● **WHAT YOU ARE ASKED TO DO**:
Transcribe the material word for word, but without the images.
-*-*-
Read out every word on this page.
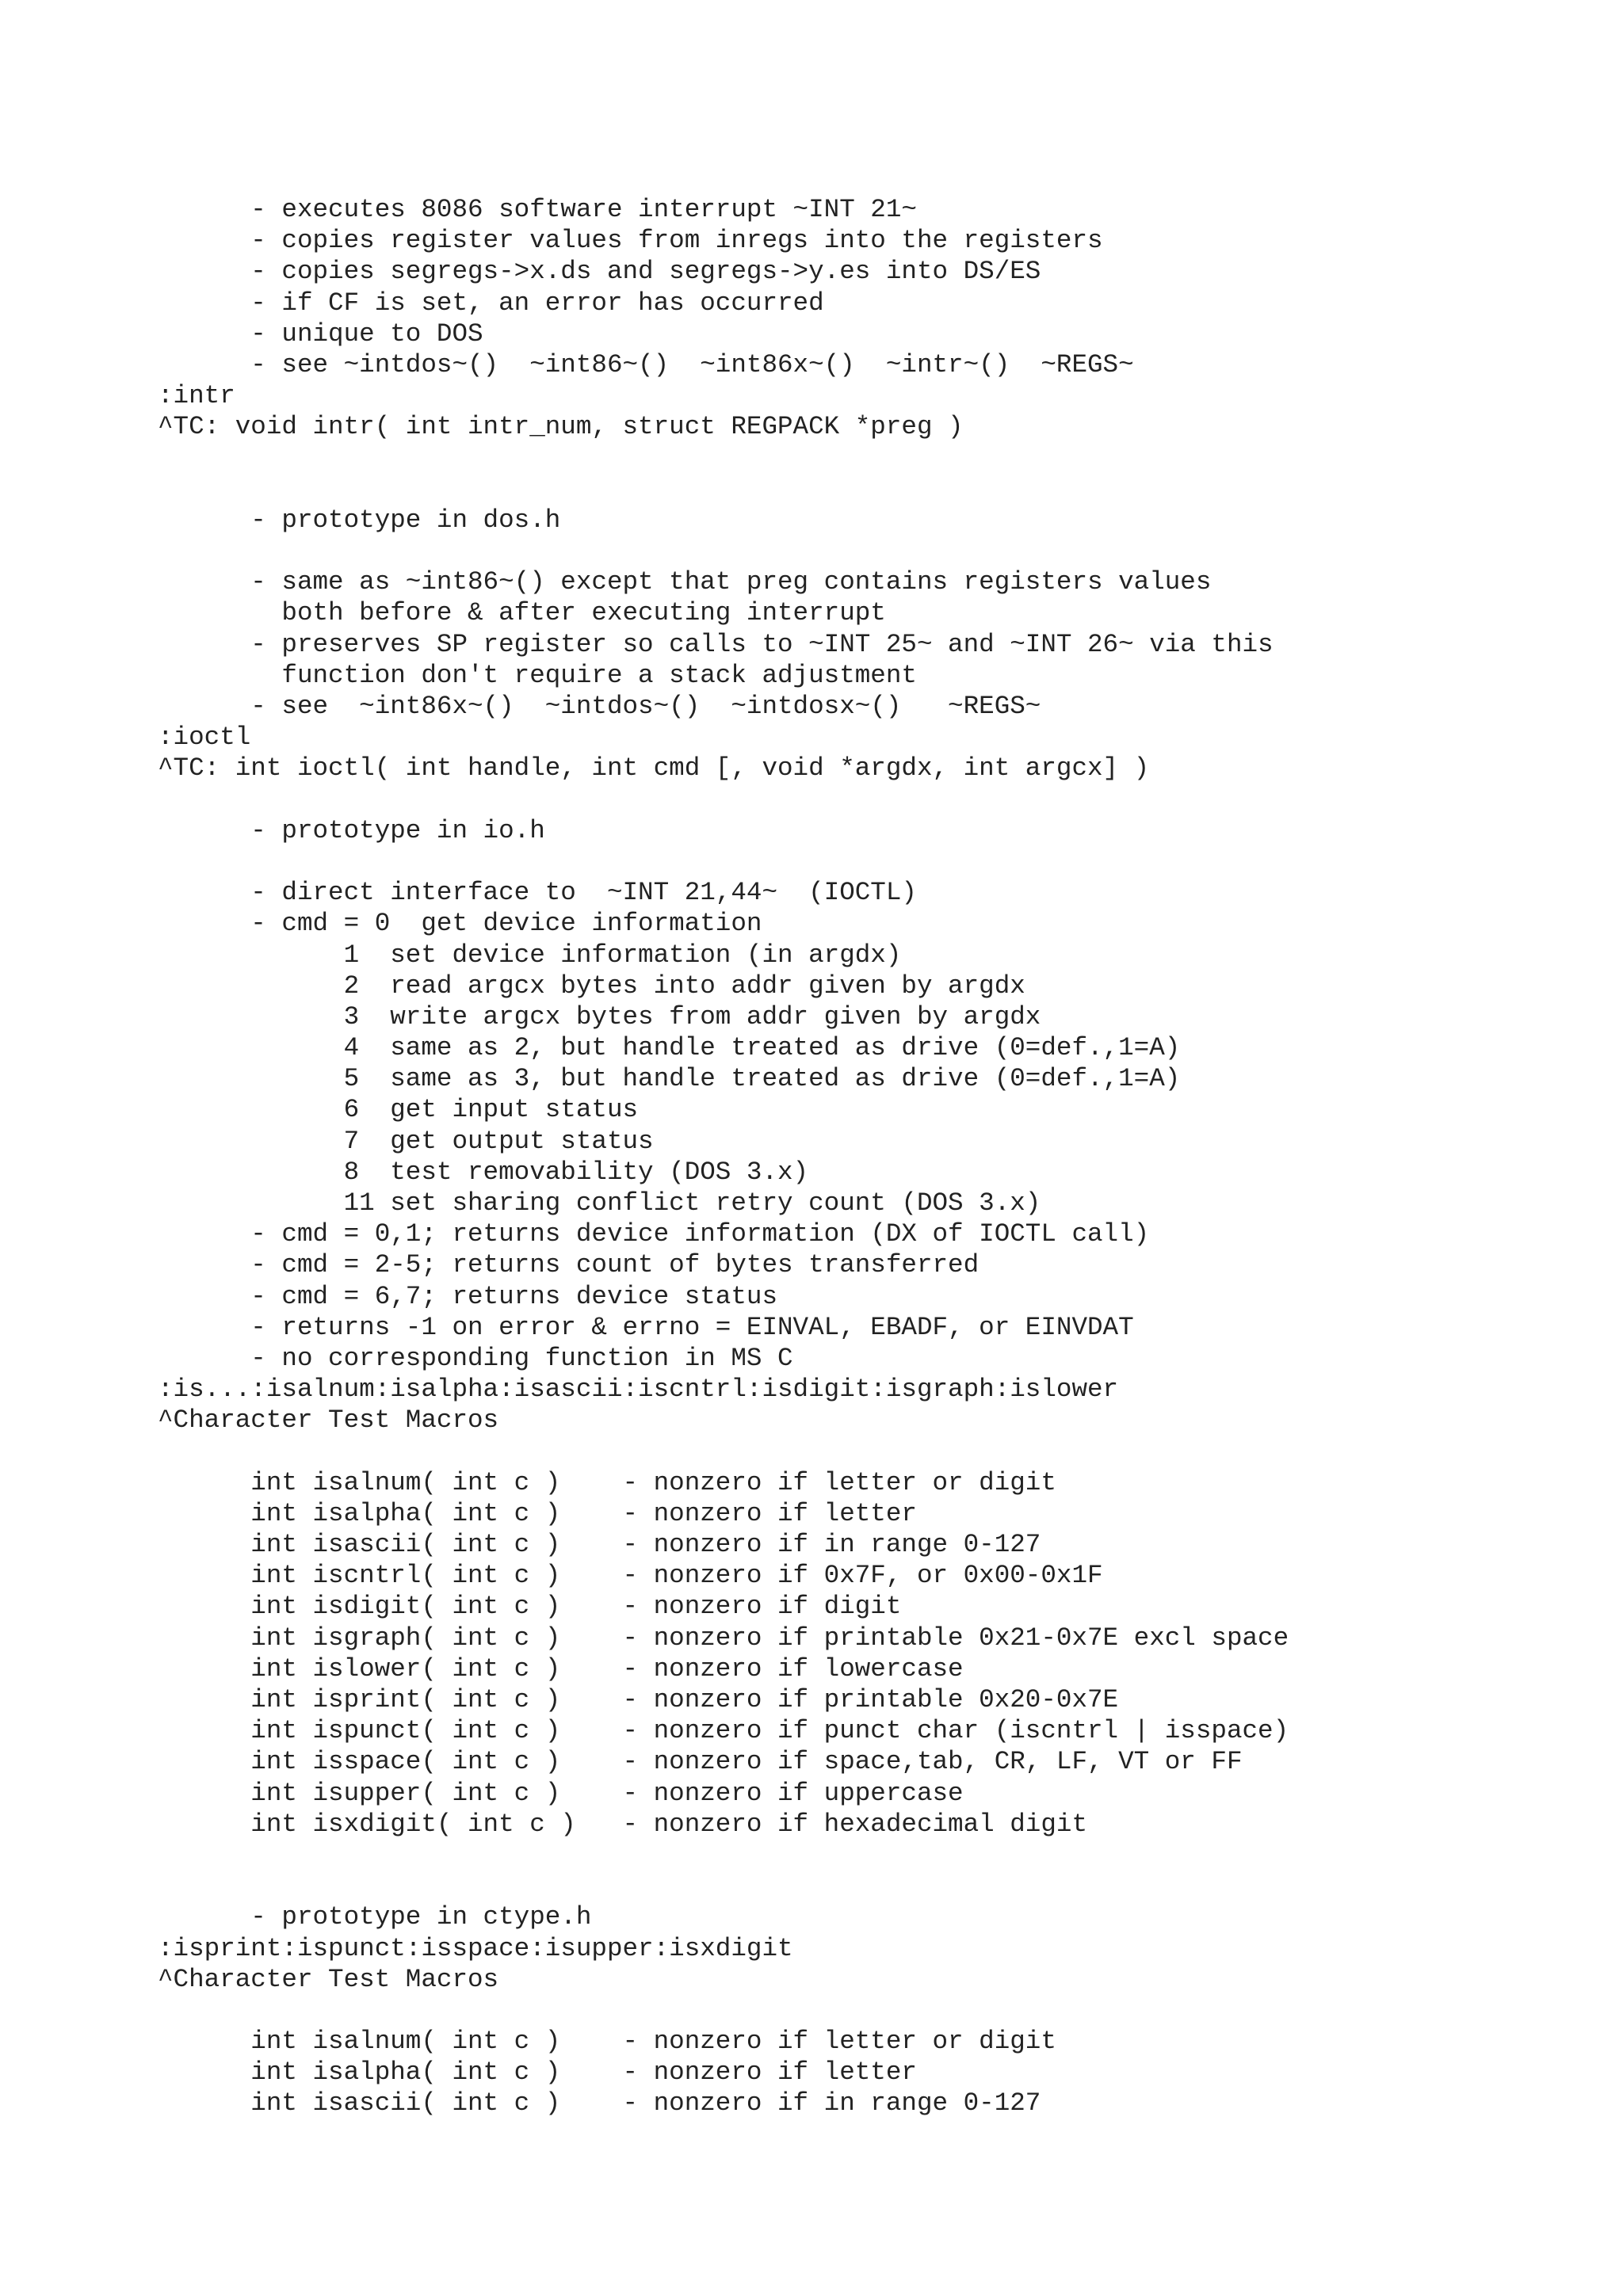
- executes 8086 software interrupt ~INT 21~
- copies register values from inregs into the registers
- copies segregs->x.ds and segregs->y.es into DS/ES
- if CF is set, an error has occurred
- unique to DOS
- see ~intdos~()  ~int86~()  ~int86x~()  ~intr~()  ~REGS~
:intr
^TC: void intr( int intr_num, struct REGPACK *preg )
- prototype in dos.h
- same as ~int86~() except that preg contains registers values
both before & after executing interrupt
- preserves SP register so calls to ~INT 25~ and ~INT 26~ via this
function don't require a stack adjustment
- see  ~int86x~()  ~intdos~()  ~intdosx~()   ~REGS~
:ioctl
^TC: int ioctl( int handle, int cmd [, void *argdx, int argcx] )
- prototype in io.h
- direct interface to  ~INT 21,44~  (IOCTL)
- cmd = 0  get device information
1  set device information (in argdx)
2  read argcx bytes into addr given by argdx
3  write argcx bytes from addr given by argdx
4  same as 2, but handle treated as drive (0=def.,1=A)
5  same as 3, but handle treated as drive (0=def.,1=A)
6  get input status
7  get output status
8  test removability (DOS 3.x)
11 set sharing conflict retry count (DOS 3.x)
- cmd = 0,1; returns device information (DX of IOCTL call)
- cmd = 2-5; returns count of bytes transferred
- cmd = 6,7; returns device status
- returns -1 on error & errno = EINVAL, EBADF, or EINVDAT
- no corresponding function in MS C
:is...:isalnum:isalpha:isascii:iscntrl:isdigit:isgraph:islower
^Character Test Macros
int isalnum( int c )    - nonzero if letter or digit
int isalpha( int c )    - nonzero if letter
int isascii( int c )    - nonzero if in range 0-127
int iscntrl( int c )    - nonzero if 0x7F, or 0x00-0x1F
int isdigit( int c )    - nonzero if digit
int isgraph( int c )    - nonzero if printable 0x21-0x7E excl space
int islower( int c )    - nonzero if lowercase
int isprint( int c )    - nonzero if printable 0x20-0x7E
int ispunct( int c )    - nonzero if punct char (iscntrl | isspace)
int isspace( int c )    - nonzero if space,tab, CR, LF, VT or FF
int isupper( int c )    - nonzero if uppercase
int isxdigit( int c )   - nonzero if hexadecimal digit
- prototype in ctype.h
:isprint:ispunct:isspace:isupper:isxdigit
^Character Test Macros
int isalnum( int c )    - nonzero if letter or digit
int isalpha( int c )    - nonzero if letter
int isascii( int c )    - nonzero if in range 0-127
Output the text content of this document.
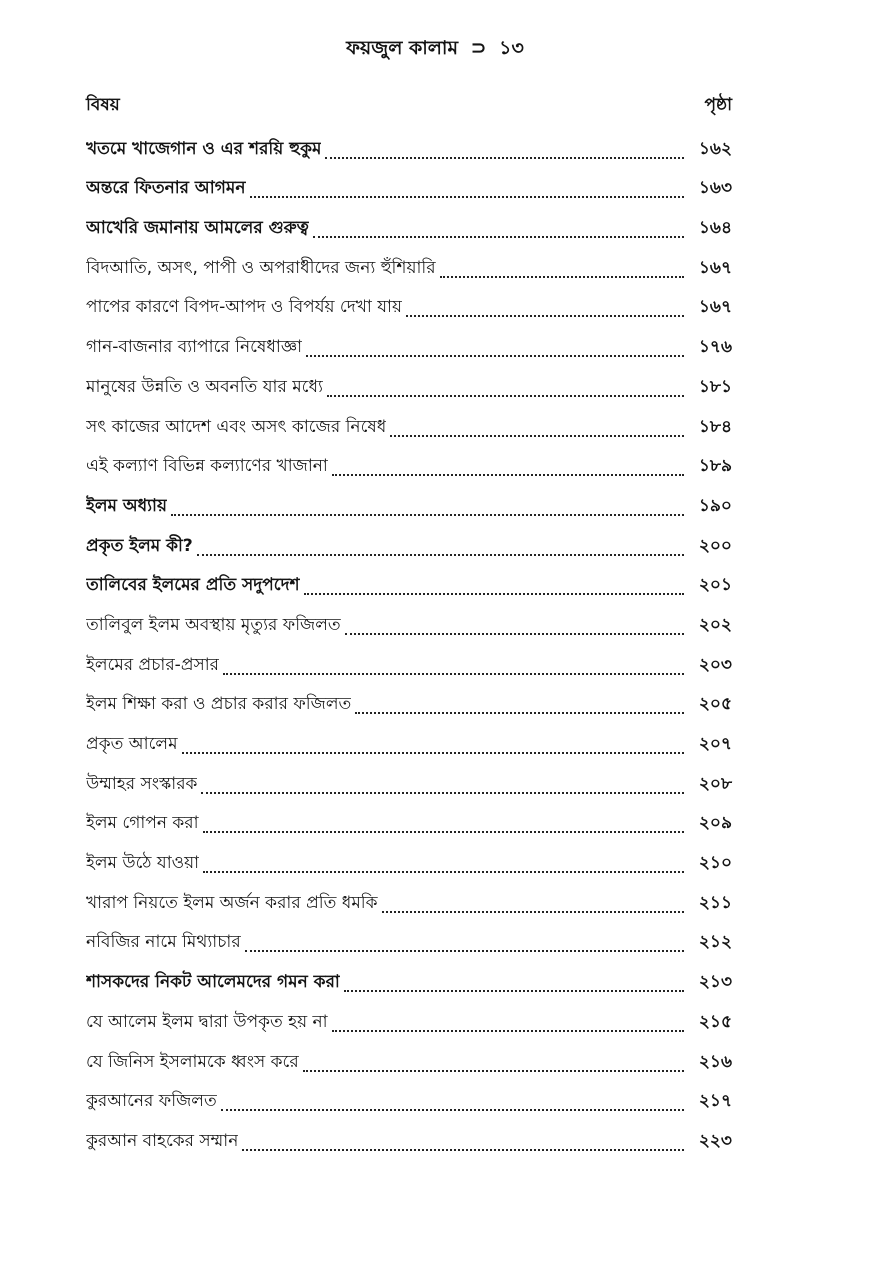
ফয়জুল কালাম ⊃ ১৩
বিষয়	পৃষ্ঠা
খতমে খাজেগান ও এর শরয়ি হুকুম	১৬২
অন্তরে ফিতনার আগমন	১৬৩
আখেরি জমানায় আমলের গুরুত্ব	১৬৪
বিদআতি, অসৎ, পাপী ও অপরাধীদের জন্য হুঁশিয়ারি	১৬৭
পাপের কারণে বিপদ-আপদ ও বিপর্যয় দেখা যায়	১৬৭
গান-বাজনার ব্যাপারে নিষেধাজ্ঞা	১৭৬
মানুষের উন্নতি ও অবনতি যার মধ্যে	১৮১
সৎ কাজের আদেশ এবং অসৎ কাজের নিষেধ	১৮৪
এই কল্যাণ বিভিন্ন কল্যাণের খাজানা	১৮৯
ইলম অধ্যায়	১৯০
প্রকৃত ইলম কী?	২০০
তালিবের ইলমের প্রতি সদুপদেশ	২০১
তালিবুল ইলম অবস্থায় মৃত্যুর ফজিলত	২০২
ইলমের প্রচার-প্রসার	২০৩
ইলম শিক্ষা করা ও প্রচার করার ফজিলত	২০৫
প্রকৃত আলেম	২০৭
উম্মাহর সংস্কারক	২০৮
ইলম গোপন করা	২০৯
ইলম উঠে যাওয়া	২১০
খারাপ নিয়তে ইলম অর্জন করার প্রতি ধমকি	২১১
নবিজির নামে মিথ্যাচার	২১২
শাসকদের নিকট আলেমদের গমন করা	২১৩
যে আলেম ইলম দ্বারা উপকৃত হয় না	২১৫
যে জিনিস ইসলামকে ধ্বংস করে	২১৬
কুরআনের ফজিলত	২১৭
কুরআন বাহকের সম্মান	২২৩
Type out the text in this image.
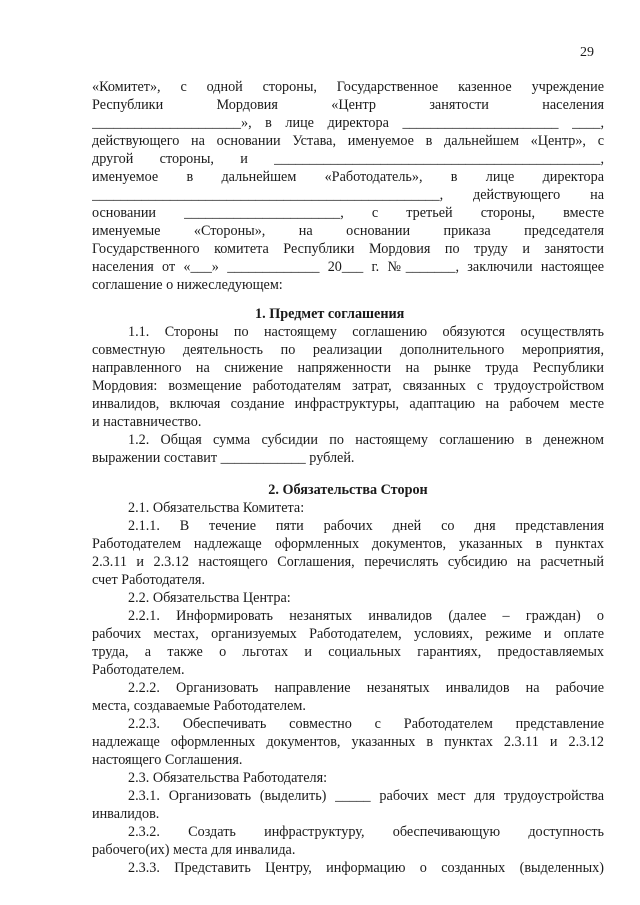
29
«Комитет», с одной стороны, Государственное казенное учреждение
Республики Мордовия «Центр занятости населения
_____________________», в лице директора ______________________ ____,
действующего на основании Устава, именуемое в дальнейшем «Центр», с
другой стороны, и ______________________________________________,
именуемое в дальнейшем «Работодатель», в лице директора
_________________________________________________, действующего на
основании ______________________, с третьей стороны, вместе
именуемые «Стороны», на основании приказа председателя
Государственного комитета Республики Мордовия по труду и занятости
населения от «___» _____________ 20___ г. №_______, заключили настоящее
соглашение о нижеследующем:
1. Предмет соглашения
1.1. Стороны по настоящему соглашению обязуются осуществлять
совместную деятельность по реализации дополнительного мероприятия,
направленного на снижение напряженности на рынке труда Республики
Мордовия: возмещение работодателям затрат, связанных с трудоустройством
инвалидов, включая создание инфраструктуры, адаптацию на рабочем месте
и наставничество.
1.2. Общая сумма субсидии по настоящему соглашению в денежном
выражении составит ____________ рублей.
2. Обязательства Сторон
2.1. Обязательства Комитета:
2.1.1. В течение пяти рабочих дней со дня представления
Работодателем надлежаще оформленных документов, указанных в пунктах
2.3.11 и 2.3.12 настоящего Соглашения, перечислять субсидию на расчетный
счет Работодателя.
2.2. Обязательства Центра:
2.2.1. Информировать незанятых инвалидов (далее – граждан) о
рабочих местах, организуемых Работодателем, условиях, режиме и оплате
труда, а также о льготах и социальных гарантиях, предоставляемых
Работодателем.
2.2.2. Организовать направление незанятых инвалидов на рабочие
места, создаваемые Работодателем.
2.2.3. Обеспечивать совместно с Работодателем представление
надлежаще оформленных документов, указанных в пунктах 2.3.11 и 2.3.12
настоящего Соглашения.
2.3. Обязательства Работодателя:
2.3.1. Организовать (выделить) _____ рабочих мест для трудоустройства
инвалидов.
2.3.2. Создать инфраструктуру, обеспечивающую доступность
рабочего(их) места для инвалида.
2.3.3. Представить Центру, информацию о созданных (выделенных)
-*-*-
● **SOLVED EXERCISE**:
Read out every word on this page.
- executes 8086 software interrupt ~INT 21~
- copies register values from inregs into the registers
- copies segregs->x.ds and segregs->y.es into DS/ES
- if CF is set, an error has occurred
- unique to DOS
- see ~intdos~()  ~int86~()  ~int86x~()  ~intr~()  ~REGS~
:intr
^TC: void intr( int intr_num, struct REGPACK *preg )
- prototype in dos.h
- same as ~int86~() except that preg contains registers values
both before & after executing interrupt
- preserves SP register so calls to ~INT 25~ and ~INT 26~ via this
function don't require a stack adjustment
- see  ~int86x~()  ~intdos~()  ~intdosx~()   ~REGS~
:ioctl
^TC: int ioctl( int handle, int cmd [, void *argdx, int argcx] )
- prototype in io.h
- direct interface to  ~INT 21,44~  (IOCTL)
- cmd = 0  get device information
1  set device information (in argdx)
2  read argcx bytes into addr given by argdx
3  write argcx bytes from addr given by argdx
4  same as 2, but handle treated as drive (0=def.,1=A)
5  same as 3, but handle treated as drive (0=def.,1=A)
6  get input status
7  get output status
8  test removability (DOS 3.x)
11 set sharing conflict retry count (DOS 3.x)
- cmd = 0,1; returns device information (DX of IOCTL call)
- cmd = 2-5; returns count of bytes transferred
- cmd = 6,7; returns device status
- returns -1 on error & errno = EINVAL, EBADF, or EINVDAT
- no corresponding function in MS C
:is...:isalnum:isalpha:isascii:iscntrl:isdigit:isgraph:islower
^Character Test Macros
int isalnum( int c )    - nonzero if letter or digit
int isalpha( int c )    - nonzero if letter
int isascii( int c )    - nonzero if in range 0-127
int iscntrl( int c )    - nonzero if 0x7F, or 0x00-0x1F
int isdigit( int c )    - nonzero if digit
int isgraph( int c )    - nonzero if printable 0x21-0x7E excl space
int islower( int c )    - nonzero if lowercase
int isprint( int c )    - nonzero if printable 0x20-0x7E
int ispunct( int c )    - nonzero if punct char (iscntrl | isspace)
int isspace( int c )    - nonzero if space,tab, CR, LF, VT or FF
int isupper( int c )    - nonzero if uppercase
int isxdigit( int c )   - nonzero if hexadecimal digit
- prototype in ctype.h
:isprint:ispunct:isspace:isupper:isxdigit
^Character Test Macros
int isalnum( int c )    - nonzero if letter or digit
int isalpha( int c )    - nonzero if letter
int isascii( int c )    - nonzero if in range 0-127
Output the text content of this document.
ফয়জুল কালাম ⊃ ১৩
বিষয়	পৃষ্ঠা
খতমে খাজেগান ও এর শরয়ি হুকুম	১৬২
অন্তরে ফিতনার আগমন	১৬৩
আখেরি জমানায় আমলের গুরুত্ব	১৬৪
বিদআতি, অসৎ, পাপী ও অপরাধীদের জন্য হুঁশিয়ারি	১৬৭
পাপের কারণে বিপদ-আপদ ও বিপর্যয় দেখা যায়	১৬৭
গান-বাজনার ব্যাপারে নিষেধাজ্ঞা	১৭৬
মানুষের উন্নতি ও অবনতি যার মধ্যে	১৮১
সৎ কাজের আদেশ এবং অসৎ কাজের নিষেধ	১৮৪
এই কল্যাণ বিভিন্ন কল্যাণের খাজানা	১৮৯
ইলম অধ্যায়	১৯০
প্রকৃত ইলম কী?	২০০
তালিবের ইলমের প্রতি সদুপদেশ	২০১
তালিবুল ইলম অবস্থায় মৃত্যুর ফজিলত	২০২
ইলমের প্রচার-প্রসার	২০৩
ইলম শিক্ষা করা ও প্রচার করার ফজিলত	২০৫
প্রকৃত আলেম	২০৭
উম্মাহর সংস্কারক	২০৮
ইলম গোপন করা	২০৯
ইলম উঠে যাওয়া	২১০
খারাপ নিয়তে ইলম অর্জন করার প্রতি ধমকি	২১১
নবিজির নামে মিথ্যাচার	২১২
শাসকদের নিকট আলেমদের গমন করা	২১৩
যে আলেম ইলম দ্বারা উপকৃত হয় না	২১৫
যে জিনিস ইসলামকে ধ্বংস করে	২১৬
কুরআনের ফজিলত	২১৭
কুরআন বাহকের সম্মান	২২৩
Type out the text in this image.
29
«Комитет», с одной стороны, Государственное казенное учреждение
Республики Мордовия «Центр занятости населения
_____________________», в лице директора ______________________ ____,
действующего на основании Устава, именуемое в дальнейшем «Центр», с
другой стороны, и ______________________________________________,
именуемое в дальнейшем «Работодатель», в лице директора
_________________________________________________, действующего на
основании ______________________, с третьей стороны, вместе
именуемые «Стороны», на основании приказа председателя
Государственного комитета Республики Мордовия по труду и занятости
населения от «___» _____________ 20___ г. №_______, заключили настоящее
соглашение о нижеследующем:
1. Предмет соглашения
1.1. Стороны по настоящему соглашению обязуются осуществлять
совместную деятельность по реализации дополнительного мероприятия,
направленного на снижение напряженности на рынке труда Республики
Мордовия: возмещение работодателям затрат, связанных с трудоустройством
инвалидов, включая создание инфраструктуры, адаптацию на рабочем месте
и наставничество.
1.2. Общая сумма субсидии по настоящему соглашению в денежном
выражении составит ____________ рублей.
2. Обязательства Сторон
2.1. Обязательства Комитета:
2.1.1. В течение пяти рабочих дней со дня представления
Работодателем надлежаще оформленных документов, указанных в пунктах
2.3.11 и 2.3.12 настоящего Соглашения, перечислять субсидию на расчетный
счет Работодателя.
2.2. Обязательства Центра:
2.2.1. Информировать незанятых инвалидов (далее – граждан) о
рабочих местах, организуемых Работодателем, условиях, режиме и оплате
труда, а также о льготах и социальных гарантиях, предоставляемых
Работодателем.
2.2.2. Организовать направление незанятых инвалидов на рабочие
места, создаваемые Работодателем.
2.2.3. Обеспечивать совместно с Работодателем представление
надлежаще оформленных документов, указанных в пунктах 2.3.11 и 2.3.12
настоящего Соглашения.
2.3. Обязательства Работодателя:
2.3.1. Организовать (выделить) _____ рабочих мест для трудоустройства
инвалидов.
2.3.2. Создать инфраструктуру, обеспечивающую доступность
рабочего(их) места для инвалида.
2.3.3. Представить Центру, информацию о созданных (выделенных)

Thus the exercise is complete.